--- Data supplied ---

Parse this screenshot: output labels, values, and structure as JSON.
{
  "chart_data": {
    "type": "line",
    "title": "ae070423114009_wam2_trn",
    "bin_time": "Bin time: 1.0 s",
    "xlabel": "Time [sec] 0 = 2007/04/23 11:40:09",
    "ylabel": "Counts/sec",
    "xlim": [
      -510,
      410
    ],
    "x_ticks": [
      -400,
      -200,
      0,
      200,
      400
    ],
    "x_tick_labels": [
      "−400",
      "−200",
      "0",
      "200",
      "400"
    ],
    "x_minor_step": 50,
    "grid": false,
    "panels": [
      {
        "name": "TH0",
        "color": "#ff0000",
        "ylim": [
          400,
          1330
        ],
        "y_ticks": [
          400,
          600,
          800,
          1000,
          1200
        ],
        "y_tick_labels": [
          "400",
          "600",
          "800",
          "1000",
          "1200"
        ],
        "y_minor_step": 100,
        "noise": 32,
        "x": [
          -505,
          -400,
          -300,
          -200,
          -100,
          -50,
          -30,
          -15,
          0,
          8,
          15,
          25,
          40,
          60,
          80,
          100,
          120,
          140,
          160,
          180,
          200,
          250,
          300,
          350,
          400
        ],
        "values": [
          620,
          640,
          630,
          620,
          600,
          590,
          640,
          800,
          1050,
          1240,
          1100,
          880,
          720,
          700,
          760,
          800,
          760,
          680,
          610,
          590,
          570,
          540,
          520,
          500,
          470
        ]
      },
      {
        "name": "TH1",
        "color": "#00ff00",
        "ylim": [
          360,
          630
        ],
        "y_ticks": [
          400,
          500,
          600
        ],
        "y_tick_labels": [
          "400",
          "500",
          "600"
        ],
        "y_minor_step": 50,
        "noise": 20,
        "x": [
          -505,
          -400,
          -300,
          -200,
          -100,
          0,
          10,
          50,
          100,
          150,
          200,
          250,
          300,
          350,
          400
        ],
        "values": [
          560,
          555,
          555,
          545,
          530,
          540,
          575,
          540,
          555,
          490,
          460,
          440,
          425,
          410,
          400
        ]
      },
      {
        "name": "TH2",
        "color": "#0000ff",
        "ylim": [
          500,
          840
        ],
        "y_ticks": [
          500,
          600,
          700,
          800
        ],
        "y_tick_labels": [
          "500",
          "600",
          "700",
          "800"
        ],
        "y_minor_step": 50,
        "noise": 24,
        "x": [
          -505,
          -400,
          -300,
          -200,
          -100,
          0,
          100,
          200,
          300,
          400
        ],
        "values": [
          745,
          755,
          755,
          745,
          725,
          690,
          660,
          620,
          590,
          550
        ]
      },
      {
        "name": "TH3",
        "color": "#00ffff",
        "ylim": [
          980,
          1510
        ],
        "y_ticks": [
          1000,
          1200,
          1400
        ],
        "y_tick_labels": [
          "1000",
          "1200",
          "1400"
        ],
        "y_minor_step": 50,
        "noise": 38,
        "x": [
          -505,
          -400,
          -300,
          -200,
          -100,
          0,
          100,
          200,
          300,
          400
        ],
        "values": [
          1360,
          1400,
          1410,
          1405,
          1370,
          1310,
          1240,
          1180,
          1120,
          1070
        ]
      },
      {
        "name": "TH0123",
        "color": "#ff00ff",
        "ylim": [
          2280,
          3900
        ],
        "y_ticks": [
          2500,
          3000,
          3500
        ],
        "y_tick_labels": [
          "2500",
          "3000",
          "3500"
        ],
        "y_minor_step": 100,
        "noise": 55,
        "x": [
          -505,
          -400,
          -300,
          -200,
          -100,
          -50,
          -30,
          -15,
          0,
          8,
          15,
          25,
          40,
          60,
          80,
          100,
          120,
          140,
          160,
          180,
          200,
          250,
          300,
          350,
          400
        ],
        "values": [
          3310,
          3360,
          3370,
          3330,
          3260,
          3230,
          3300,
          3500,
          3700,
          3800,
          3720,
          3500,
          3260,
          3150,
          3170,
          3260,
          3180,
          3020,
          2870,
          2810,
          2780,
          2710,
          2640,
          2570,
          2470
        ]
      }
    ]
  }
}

---
--- Data supplied ---

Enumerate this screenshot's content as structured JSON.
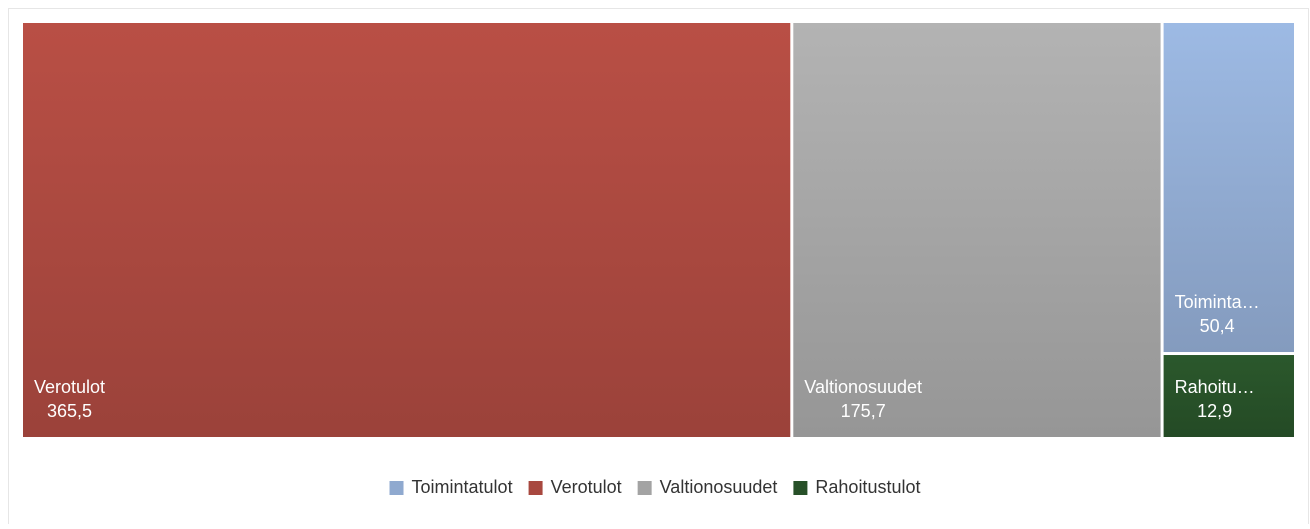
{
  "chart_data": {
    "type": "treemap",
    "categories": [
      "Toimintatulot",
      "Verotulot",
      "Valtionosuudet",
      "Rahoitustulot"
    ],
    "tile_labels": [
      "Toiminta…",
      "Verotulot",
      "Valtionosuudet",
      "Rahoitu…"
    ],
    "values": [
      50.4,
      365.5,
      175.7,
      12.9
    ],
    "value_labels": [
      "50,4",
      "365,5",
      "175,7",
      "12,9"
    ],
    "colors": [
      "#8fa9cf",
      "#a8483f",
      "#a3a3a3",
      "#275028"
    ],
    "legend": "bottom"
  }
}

---

**Written task**.
Scan the entries above. Copy each line that has the string "noise".

**Written solution**.
        "noise": 32,
        "noise": 20,
        "noise": 24,
        "noise": 38,
        "noise": 55,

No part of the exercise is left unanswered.